* _The problem_
Skip the images and copy each record exactly as written.

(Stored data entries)

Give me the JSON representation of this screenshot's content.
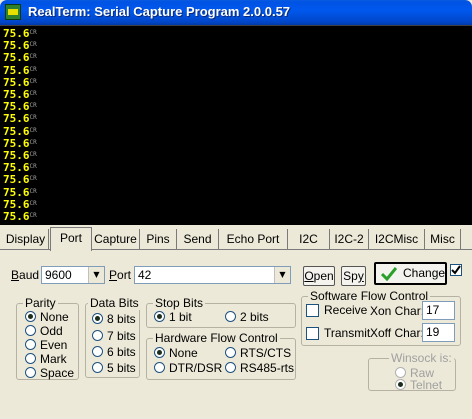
{
  "window": {
    "title": "RealTerm: Serial Capture Program 2.0.0.57"
  },
  "terminal": {
    "lines": [
      "75.6",
      "75.6",
      "75.6",
      "75.6",
      "75.6",
      "75.6",
      "75.6",
      "75.6",
      "75.6",
      "75.6",
      "75.6",
      "75.6",
      "75.6",
      "75.6",
      "75.6",
      "75.6"
    ],
    "line_end_glyph": "CR",
    "text_color": "#ffff00",
    "background": "#000000"
  },
  "tabs": [
    {
      "label": "Display",
      "active": false
    },
    {
      "label": "Port",
      "active": true
    },
    {
      "label": "Capture",
      "active": false
    },
    {
      "label": "Pins",
      "active": false
    },
    {
      "label": "Send",
      "active": false
    },
    {
      "label": "Echo Port",
      "active": false
    },
    {
      "label": "I2C",
      "active": false
    },
    {
      "label": "I2C-2",
      "active": false
    },
    {
      "label": "I2CMisc",
      "active": false
    },
    {
      "label": "Misc",
      "active": false
    }
  ],
  "port": {
    "baud_label": "Baud",
    "baud_value": "9600",
    "port_label": "Port",
    "port_value": "42",
    "open_label": "Open",
    "spy_label": "Spy",
    "change_label": "Change",
    "change_icon": "checkmark-icon",
    "accent": "#2aa02a"
  },
  "parity": {
    "title": "Parity",
    "options": [
      "None",
      "Odd",
      "Even",
      "Mark",
      "Space"
    ],
    "selected": "None"
  },
  "data_bits": {
    "title": "Data Bits",
    "options": [
      "8 bits",
      "7 bits",
      "6 bits",
      "5 bits"
    ],
    "selected": "8 bits"
  },
  "stop_bits": {
    "title": "Stop Bits",
    "options": [
      "1 bit",
      "2 bits"
    ],
    "selected": "1 bit"
  },
  "hardware_flow": {
    "title": "Hardware Flow Control",
    "options": [
      "None",
      "RTS/CTS",
      "DTR/DSR",
      "RS485-rts"
    ],
    "selected": "None"
  },
  "software_flow": {
    "title": "Software Flow Control",
    "receive_label": "Receive",
    "transmit_label": "Transmit",
    "xon_label": "Xon Char:",
    "xon_value": "17",
    "xoff_label": "Xoff Char:",
    "xoff_value": "19"
  },
  "winsock": {
    "title": "Winsock is:",
    "options": [
      "Raw",
      "Telnet"
    ],
    "selected": "Telnet"
  }
}
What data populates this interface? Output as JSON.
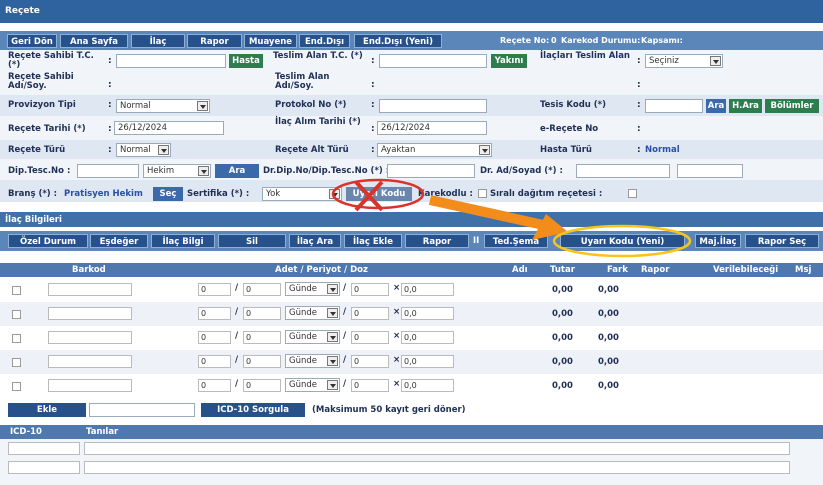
{
  "window": {
    "title": "Reçete"
  },
  "nav": {
    "buttons": [
      "Geri Dön",
      "Ana Sayfa",
      "İlaç",
      "Rapor",
      "Muayene",
      "End.Dışı",
      "End.Dışı (Yeni)"
    ],
    "recete_no_label": "Reçete No:",
    "recete_no_value": "0",
    "karekod_label": "Karekod Durumu:",
    "kapsami_label": "Kapsamı:"
  },
  "form": {
    "recete_sahibi_tc": "Reçete Sahibi T.C. (*)",
    "hasta_button": "Hasta",
    "teslim_alan_tc": "Teslim Alan T.C. (*)",
    "yakini_button": "Yakını",
    "ilaclari_teslim_alan": "İlaçları Teslim Alan",
    "teslim_value": "Seçiniz",
    "recete_sahibi_ad": "Reçete Sahibi Adı/Soy.",
    "teslim_alan_ad": "Teslim Alan Adı/Soy.",
    "provizyon_tipi": "Provizyon Tipi",
    "provizyon_value": "Normal",
    "protokol_no": "Protokol No (*)",
    "tesis_kodu": "Tesis Kodu (*)",
    "ara_button": "Ara",
    "hara_button": "H.Ara",
    "bolumler_button": "Bölümler",
    "recete_tarihi": "Reçete Tarihi (*)",
    "recete_tarihi_value": "26/12/2024",
    "ilac_alim_tarihi": "İlaç Alım Tarihi (*)",
    "ilac_alim_value": "26/12/2024",
    "e_recete_no": "e-Reçete No",
    "recete_turu": "Reçete Türü",
    "recete_turu_value": "Normal",
    "recete_alt_turu": "Reçete Alt Türü",
    "recete_alt_value": "Ayaktan",
    "hasta_turu": "Hasta Türü",
    "hasta_turu_value": "Normal",
    "dip_tesc_no": "Dip.Tesc.No :",
    "hekim_value": "Hekim",
    "ara2_button": "Ara",
    "dr_dip_label": "Dr.Dip.No/Dip.Tesc.No (*) :",
    "dr_ad_label": "Dr. Ad/Soyad (*) :",
    "brans_label": "Branş (*) :",
    "brans_value": "Pratisyen Hekim",
    "sec_button": "Seç",
    "sertifika_label": "Sertifika (*) :",
    "sertifika_value": "Yok",
    "uyari_kodu_button": "Uyarı Kodu",
    "karekodlu_label": "Karekodlu :",
    "sirali_label": "Sıralı dağıtım reçetesi :"
  },
  "ilac": {
    "section_title": "İlaç Bilgileri",
    "toolbar": [
      "Özel Durum",
      "Eşdeğer",
      "İlaç Bilgi",
      "Sil",
      "İlaç Ara",
      "İlaç Ekle",
      "Rapor",
      "Ted.Şema",
      "Uyarı Kodu (Yeni)",
      "Maj.İlaç",
      "Rapor Seç"
    ],
    "separator": "II",
    "columns": [
      "Barkod",
      "Adet / Periyot / Doz",
      "Adı",
      "Tutar",
      "Fark",
      "Rapor",
      "Verilebileceği",
      "Msj"
    ],
    "rows": [
      {
        "adet": "0",
        "periyot": "0",
        "birim": "Günde",
        "doz1": "0",
        "doz2": "0,0",
        "tutar": "0,00",
        "fark": "0,00"
      },
      {
        "adet": "0",
        "periyot": "0",
        "birim": "Günde",
        "doz1": "0",
        "doz2": "0,0",
        "tutar": "0,00",
        "fark": "0,00"
      },
      {
        "adet": "0",
        "periyot": "0",
        "birim": "Günde",
        "doz1": "0",
        "doz2": "0,0",
        "tutar": "0,00",
        "fark": "0,00"
      },
      {
        "adet": "0",
        "periyot": "0",
        "birim": "Günde",
        "doz1": "0",
        "doz2": "0,0",
        "tutar": "0,00",
        "fark": "0,00"
      },
      {
        "adet": "0",
        "periyot": "0",
        "birim": "Günde",
        "doz1": "0",
        "doz2": "0,0",
        "tutar": "0,00",
        "fark": "0,00"
      }
    ],
    "ekle_button": "Ekle",
    "icd_sorgula_button": "ICD-10 Sorgula",
    "icd_note": "(Maksimum 50 kayıt geri döner)"
  },
  "icd": {
    "columns": [
      "ICD-10",
      "Tanılar"
    ]
  },
  "annotations": {
    "arrow_color": "#f28c1a",
    "circle_yellow": "#f5c518",
    "circle_red": "#d9342b"
  }
}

* _Exercise answer_
Give me the JSON representation of this screenshot's content.
{
  "window": {
    "title": "RealTerm: Serial Capture Program 2.0.0.57"
  },
  "terminal": {
    "lines": [
      "75.6",
      "75.6",
      "75.6",
      "75.6",
      "75.6",
      "75.6",
      "75.6",
      "75.6",
      "75.6",
      "75.6",
      "75.6",
      "75.6",
      "75.6",
      "75.6",
      "75.6",
      "75.6"
    ],
    "line_end_glyph": "CR",
    "text_color": "#ffff00",
    "background": "#000000"
  },
  "tabs": [
    {
      "label": "Display",
      "active": false
    },
    {
      "label": "Port",
      "active": true
    },
    {
      "label": "Capture",
      "active": false
    },
    {
      "label": "Pins",
      "active": false
    },
    {
      "label": "Send",
      "active": false
    },
    {
      "label": "Echo Port",
      "active": false
    },
    {
      "label": "I2C",
      "active": false
    },
    {
      "label": "I2C-2",
      "active": false
    },
    {
      "label": "I2CMisc",
      "active": false
    },
    {
      "label": "Misc",
      "active": false
    }
  ],
  "port": {
    "baud_label": "Baud",
    "baud_value": "9600",
    "port_label": "Port",
    "port_value": "42",
    "open_label": "Open",
    "spy_label": "Spy",
    "change_label": "Change",
    "change_icon": "checkmark-icon",
    "accent": "#2aa02a"
  },
  "parity": {
    "title": "Parity",
    "options": [
      "None",
      "Odd",
      "Even",
      "Mark",
      "Space"
    ],
    "selected": "None"
  },
  "data_bits": {
    "title": "Data Bits",
    "options": [
      "8 bits",
      "7 bits",
      "6 bits",
      "5 bits"
    ],
    "selected": "8 bits"
  },
  "stop_bits": {
    "title": "Stop Bits",
    "options": [
      "1 bit",
      "2 bits"
    ],
    "selected": "1 bit"
  },
  "hardware_flow": {
    "title": "Hardware Flow Control",
    "options": [
      "None",
      "RTS/CTS",
      "DTR/DSR",
      "RS485-rts"
    ],
    "selected": "None"
  },
  "software_flow": {
    "title": "Software Flow Control",
    "receive_label": "Receive",
    "transmit_label": "Transmit",
    "xon_label": "Xon Char:",
    "xon_value": "17",
    "xoff_label": "Xoff Char:",
    "xoff_value": "19"
  },
  "winsock": {
    "title": "Winsock is:",
    "options": [
      "Raw",
      "Telnet"
    ],
    "selected": "Telnet"
  }
}
What data populates this interface? Output as JSON.
{
  "window": {
    "title": "Reçete"
  },
  "nav": {
    "buttons": [
      "Geri Dön",
      "Ana Sayfa",
      "İlaç",
      "Rapor",
      "Muayene",
      "End.Dışı",
      "End.Dışı (Yeni)"
    ],
    "recete_no_label": "Reçete No:",
    "recete_no_value": "0",
    "karekod_label": "Karekod Durumu:",
    "kapsami_label": "Kapsamı:"
  },
  "form": {
    "recete_sahibi_tc": "Reçete Sahibi T.C. (*)",
    "hasta_button": "Hasta",
    "teslim_alan_tc": "Teslim Alan T.C. (*)",
    "yakini_button": "Yakını",
    "ilaclari_teslim_alan": "İlaçları Teslim Alan",
    "teslim_value": "Seçiniz",
    "recete_sahibi_ad": "Reçete Sahibi Adı/Soy.",
    "teslim_alan_ad": "Teslim Alan Adı/Soy.",
    "provizyon_tipi": "Provizyon Tipi",
    "provizyon_value": "Normal",
    "protokol_no": "Protokol No (*)",
    "tesis_kodu": "Tesis Kodu (*)",
    "ara_button": "Ara",
    "hara_button": "H.Ara",
    "bolumler_button": "Bölümler",
    "recete_tarihi": "Reçete Tarihi (*)",
    "recete_tarihi_value": "26/12/2024",
    "ilac_alim_tarihi": "İlaç Alım Tarihi (*)",
    "ilac_alim_value": "26/12/2024",
    "e_recete_no": "e-Reçete No",
    "recete_turu": "Reçete Türü",
    "recete_turu_value": "Normal",
    "recete_alt_turu": "Reçete Alt Türü",
    "recete_alt_value": "Ayaktan",
    "hasta_turu": "Hasta Türü",
    "hasta_turu_value": "Normal",
    "dip_tesc_no": "Dip.Tesc.No :",
    "hekim_value": "Hekim",
    "ara2_button": "Ara",
    "dr_dip_label": "Dr.Dip.No/Dip.Tesc.No (*) :",
    "dr_ad_label": "Dr. Ad/Soyad (*) :",
    "brans_label": "Branş (*) :",
    "brans_value": "Pratisyen Hekim",
    "sec_button": "Seç",
    "sertifika_label": "Sertifika (*) :",
    "sertifika_value": "Yok",
    "uyari_kodu_button": "Uyarı Kodu",
    "karekodlu_label": "Karekodlu :",
    "sirali_label": "Sıralı dağıtım reçetesi :"
  },
  "ilac": {
    "section_title": "İlaç Bilgileri",
    "toolbar": [
      "Özel Durum",
      "Eşdeğer",
      "İlaç Bilgi",
      "Sil",
      "İlaç Ara",
      "İlaç Ekle",
      "Rapor",
      "Ted.Şema",
      "Uyarı Kodu (Yeni)",
      "Maj.İlaç",
      "Rapor Seç"
    ],
    "separator": "II",
    "columns": [
      "Barkod",
      "Adet / Periyot / Doz",
      "Adı",
      "Tutar",
      "Fark",
      "Rapor",
      "Verilebileceği",
      "Msj"
    ],
    "rows": [
      {
        "adet": "0",
        "periyot": "0",
        "birim": "Günde",
        "doz1": "0",
        "doz2": "0,0",
        "tutar": "0,00",
        "fark": "0,00"
      },
      {
        "adet": "0",
        "periyot": "0",
        "birim": "Günde",
        "doz1": "0",
        "doz2": "0,0",
        "tutar": "0,00",
        "fark": "0,00"
      },
      {
        "adet": "0",
        "periyot": "0",
        "birim": "Günde",
        "doz1": "0",
        "doz2": "0,0",
        "tutar": "0,00",
        "fark": "0,00"
      },
      {
        "adet": "0",
        "periyot": "0",
        "birim": "Günde",
        "doz1": "0",
        "doz2": "0,0",
        "tutar": "0,00",
        "fark": "0,00"
      },
      {
        "adet": "0",
        "periyot": "0",
        "birim": "Günde",
        "doz1": "0",
        "doz2": "0,0",
        "tutar": "0,00",
        "fark": "0,00"
      }
    ],
    "ekle_button": "Ekle",
    "icd_sorgula_button": "ICD-10 Sorgula",
    "icd_note": "(Maksimum 50 kayıt geri döner)"
  },
  "icd": {
    "columns": [
      "ICD-10",
      "Tanılar"
    ]
  },
  "annotations": {
    "arrow_color": "#f28c1a",
    "circle_yellow": "#f5c518",
    "circle_red": "#d9342b"
  }
}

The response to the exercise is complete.